**OBJECTIVE**:
Pull every line holding the string "Nilai" from the records below.

____ LISTED RECORDS

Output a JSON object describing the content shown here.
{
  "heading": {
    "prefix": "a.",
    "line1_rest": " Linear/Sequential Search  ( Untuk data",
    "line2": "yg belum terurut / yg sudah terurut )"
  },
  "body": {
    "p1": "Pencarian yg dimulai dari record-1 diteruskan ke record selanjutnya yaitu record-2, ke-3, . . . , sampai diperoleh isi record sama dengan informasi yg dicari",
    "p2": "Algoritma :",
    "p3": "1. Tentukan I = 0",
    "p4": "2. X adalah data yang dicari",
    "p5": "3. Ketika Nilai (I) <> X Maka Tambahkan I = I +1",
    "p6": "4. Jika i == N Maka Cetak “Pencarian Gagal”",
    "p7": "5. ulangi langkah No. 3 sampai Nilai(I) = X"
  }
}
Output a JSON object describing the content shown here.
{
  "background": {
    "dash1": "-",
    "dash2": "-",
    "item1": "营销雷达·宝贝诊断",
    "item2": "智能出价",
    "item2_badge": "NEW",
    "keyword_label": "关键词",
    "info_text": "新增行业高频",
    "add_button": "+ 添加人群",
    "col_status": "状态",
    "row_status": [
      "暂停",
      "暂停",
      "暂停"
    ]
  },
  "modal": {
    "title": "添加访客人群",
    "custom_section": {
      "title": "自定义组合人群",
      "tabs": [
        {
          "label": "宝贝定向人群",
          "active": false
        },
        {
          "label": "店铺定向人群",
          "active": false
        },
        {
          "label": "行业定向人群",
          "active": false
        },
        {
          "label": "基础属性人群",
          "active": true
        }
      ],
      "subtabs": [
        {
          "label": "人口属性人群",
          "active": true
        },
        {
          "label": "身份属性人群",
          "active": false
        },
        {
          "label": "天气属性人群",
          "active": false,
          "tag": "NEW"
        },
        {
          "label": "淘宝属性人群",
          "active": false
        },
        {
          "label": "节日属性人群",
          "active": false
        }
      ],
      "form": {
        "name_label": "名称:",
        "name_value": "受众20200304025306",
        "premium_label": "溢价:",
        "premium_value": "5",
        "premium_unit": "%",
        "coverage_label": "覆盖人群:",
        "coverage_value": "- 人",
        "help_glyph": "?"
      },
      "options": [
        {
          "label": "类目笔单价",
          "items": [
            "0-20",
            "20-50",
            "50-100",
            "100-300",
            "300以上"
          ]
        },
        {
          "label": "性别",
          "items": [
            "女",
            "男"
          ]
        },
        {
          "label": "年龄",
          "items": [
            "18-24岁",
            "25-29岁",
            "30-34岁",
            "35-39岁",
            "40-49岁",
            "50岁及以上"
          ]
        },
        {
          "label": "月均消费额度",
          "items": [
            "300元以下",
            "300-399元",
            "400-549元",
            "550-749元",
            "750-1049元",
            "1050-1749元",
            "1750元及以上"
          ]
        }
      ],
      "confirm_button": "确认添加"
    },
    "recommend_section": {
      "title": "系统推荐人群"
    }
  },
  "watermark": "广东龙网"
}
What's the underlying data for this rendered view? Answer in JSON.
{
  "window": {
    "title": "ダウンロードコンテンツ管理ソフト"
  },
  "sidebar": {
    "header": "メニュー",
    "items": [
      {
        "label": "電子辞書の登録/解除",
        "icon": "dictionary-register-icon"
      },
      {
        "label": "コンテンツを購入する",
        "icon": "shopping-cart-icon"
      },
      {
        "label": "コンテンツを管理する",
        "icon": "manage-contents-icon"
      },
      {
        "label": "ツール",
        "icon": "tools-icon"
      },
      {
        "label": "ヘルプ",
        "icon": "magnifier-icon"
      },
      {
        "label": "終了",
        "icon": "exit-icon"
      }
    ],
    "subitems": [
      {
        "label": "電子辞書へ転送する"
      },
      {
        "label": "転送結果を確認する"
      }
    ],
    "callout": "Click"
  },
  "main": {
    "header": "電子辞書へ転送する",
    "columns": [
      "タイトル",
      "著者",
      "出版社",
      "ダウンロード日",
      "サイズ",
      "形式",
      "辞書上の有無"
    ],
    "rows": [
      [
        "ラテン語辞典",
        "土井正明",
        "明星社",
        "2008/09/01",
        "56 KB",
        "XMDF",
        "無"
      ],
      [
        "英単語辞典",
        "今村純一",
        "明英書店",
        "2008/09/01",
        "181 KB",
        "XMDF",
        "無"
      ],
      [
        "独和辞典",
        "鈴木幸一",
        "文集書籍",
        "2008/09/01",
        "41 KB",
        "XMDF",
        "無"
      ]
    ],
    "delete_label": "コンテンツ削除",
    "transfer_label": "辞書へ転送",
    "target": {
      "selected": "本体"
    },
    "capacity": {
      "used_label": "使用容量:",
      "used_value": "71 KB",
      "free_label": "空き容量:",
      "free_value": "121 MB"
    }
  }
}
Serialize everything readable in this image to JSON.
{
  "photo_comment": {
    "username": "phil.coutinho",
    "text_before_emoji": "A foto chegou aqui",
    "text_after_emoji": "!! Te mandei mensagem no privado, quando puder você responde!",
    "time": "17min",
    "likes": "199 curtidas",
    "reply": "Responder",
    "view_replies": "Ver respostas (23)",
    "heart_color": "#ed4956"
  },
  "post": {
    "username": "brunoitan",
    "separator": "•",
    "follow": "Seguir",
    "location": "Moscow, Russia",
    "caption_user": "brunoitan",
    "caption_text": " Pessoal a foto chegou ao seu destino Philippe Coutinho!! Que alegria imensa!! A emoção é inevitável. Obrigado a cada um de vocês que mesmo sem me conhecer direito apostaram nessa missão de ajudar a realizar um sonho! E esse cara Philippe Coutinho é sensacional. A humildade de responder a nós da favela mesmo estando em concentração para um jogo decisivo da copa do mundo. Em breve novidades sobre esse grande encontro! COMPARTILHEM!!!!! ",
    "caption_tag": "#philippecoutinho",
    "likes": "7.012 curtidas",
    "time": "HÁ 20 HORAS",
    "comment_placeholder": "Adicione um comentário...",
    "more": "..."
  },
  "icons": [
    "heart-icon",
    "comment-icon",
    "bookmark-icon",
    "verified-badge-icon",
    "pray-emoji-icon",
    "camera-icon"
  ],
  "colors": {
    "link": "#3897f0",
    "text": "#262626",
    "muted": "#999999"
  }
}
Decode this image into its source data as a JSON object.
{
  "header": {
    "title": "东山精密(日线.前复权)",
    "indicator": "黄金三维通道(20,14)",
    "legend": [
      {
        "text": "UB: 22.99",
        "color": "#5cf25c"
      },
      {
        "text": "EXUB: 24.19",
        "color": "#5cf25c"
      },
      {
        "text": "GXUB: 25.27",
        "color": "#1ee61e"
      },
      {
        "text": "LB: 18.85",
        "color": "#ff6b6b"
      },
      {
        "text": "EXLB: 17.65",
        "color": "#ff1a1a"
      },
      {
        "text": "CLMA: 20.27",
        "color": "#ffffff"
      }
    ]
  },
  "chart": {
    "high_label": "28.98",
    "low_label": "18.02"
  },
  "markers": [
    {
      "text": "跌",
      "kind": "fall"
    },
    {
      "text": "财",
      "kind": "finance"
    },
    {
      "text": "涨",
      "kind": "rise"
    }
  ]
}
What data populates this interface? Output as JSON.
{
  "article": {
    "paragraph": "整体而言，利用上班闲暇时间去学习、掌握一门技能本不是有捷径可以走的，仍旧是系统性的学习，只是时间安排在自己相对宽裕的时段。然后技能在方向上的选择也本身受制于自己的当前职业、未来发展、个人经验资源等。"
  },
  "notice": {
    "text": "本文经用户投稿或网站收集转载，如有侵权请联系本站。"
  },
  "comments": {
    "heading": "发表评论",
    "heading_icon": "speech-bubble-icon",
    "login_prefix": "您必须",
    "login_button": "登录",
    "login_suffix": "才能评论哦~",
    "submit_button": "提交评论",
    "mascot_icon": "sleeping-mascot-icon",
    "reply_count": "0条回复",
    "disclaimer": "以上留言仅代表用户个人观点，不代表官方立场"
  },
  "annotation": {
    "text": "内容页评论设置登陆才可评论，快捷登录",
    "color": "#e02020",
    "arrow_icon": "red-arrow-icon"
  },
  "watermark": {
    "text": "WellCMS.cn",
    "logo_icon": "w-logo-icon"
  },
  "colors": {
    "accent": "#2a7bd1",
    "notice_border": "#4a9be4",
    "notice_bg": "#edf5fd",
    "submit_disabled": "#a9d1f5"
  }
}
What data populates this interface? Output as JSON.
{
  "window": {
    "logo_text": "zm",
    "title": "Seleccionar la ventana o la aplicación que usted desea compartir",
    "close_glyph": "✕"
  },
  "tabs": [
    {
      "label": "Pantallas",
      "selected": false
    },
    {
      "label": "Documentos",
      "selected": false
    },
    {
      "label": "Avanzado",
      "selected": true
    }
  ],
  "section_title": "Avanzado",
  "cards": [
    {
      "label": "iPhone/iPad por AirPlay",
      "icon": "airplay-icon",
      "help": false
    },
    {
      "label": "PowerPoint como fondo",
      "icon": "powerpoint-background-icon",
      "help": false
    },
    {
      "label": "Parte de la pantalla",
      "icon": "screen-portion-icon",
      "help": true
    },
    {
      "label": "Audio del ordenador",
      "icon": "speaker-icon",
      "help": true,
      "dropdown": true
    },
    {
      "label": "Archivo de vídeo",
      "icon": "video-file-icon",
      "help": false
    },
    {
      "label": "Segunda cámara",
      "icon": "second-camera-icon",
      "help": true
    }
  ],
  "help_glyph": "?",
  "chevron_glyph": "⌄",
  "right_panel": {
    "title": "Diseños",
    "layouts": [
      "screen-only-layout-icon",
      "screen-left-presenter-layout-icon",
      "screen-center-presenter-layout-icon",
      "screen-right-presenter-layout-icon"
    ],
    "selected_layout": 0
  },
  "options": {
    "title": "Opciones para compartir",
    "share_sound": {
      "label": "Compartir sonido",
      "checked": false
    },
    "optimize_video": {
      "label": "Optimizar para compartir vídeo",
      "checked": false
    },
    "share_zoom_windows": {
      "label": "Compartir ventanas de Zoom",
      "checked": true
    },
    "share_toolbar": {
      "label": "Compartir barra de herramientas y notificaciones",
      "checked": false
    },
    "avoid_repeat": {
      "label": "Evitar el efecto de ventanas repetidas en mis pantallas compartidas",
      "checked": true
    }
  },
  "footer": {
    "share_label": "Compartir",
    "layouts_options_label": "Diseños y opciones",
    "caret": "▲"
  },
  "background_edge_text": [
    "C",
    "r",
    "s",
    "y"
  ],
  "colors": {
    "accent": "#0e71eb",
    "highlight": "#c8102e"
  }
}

________

**THE REPLY**:
    "p5": "3. Ketika Nilai (I) <> X Maka Tambahkan I = I +1",
    "p7": "5. ulangi langkah No. 3 sampai Nilai(I) = X"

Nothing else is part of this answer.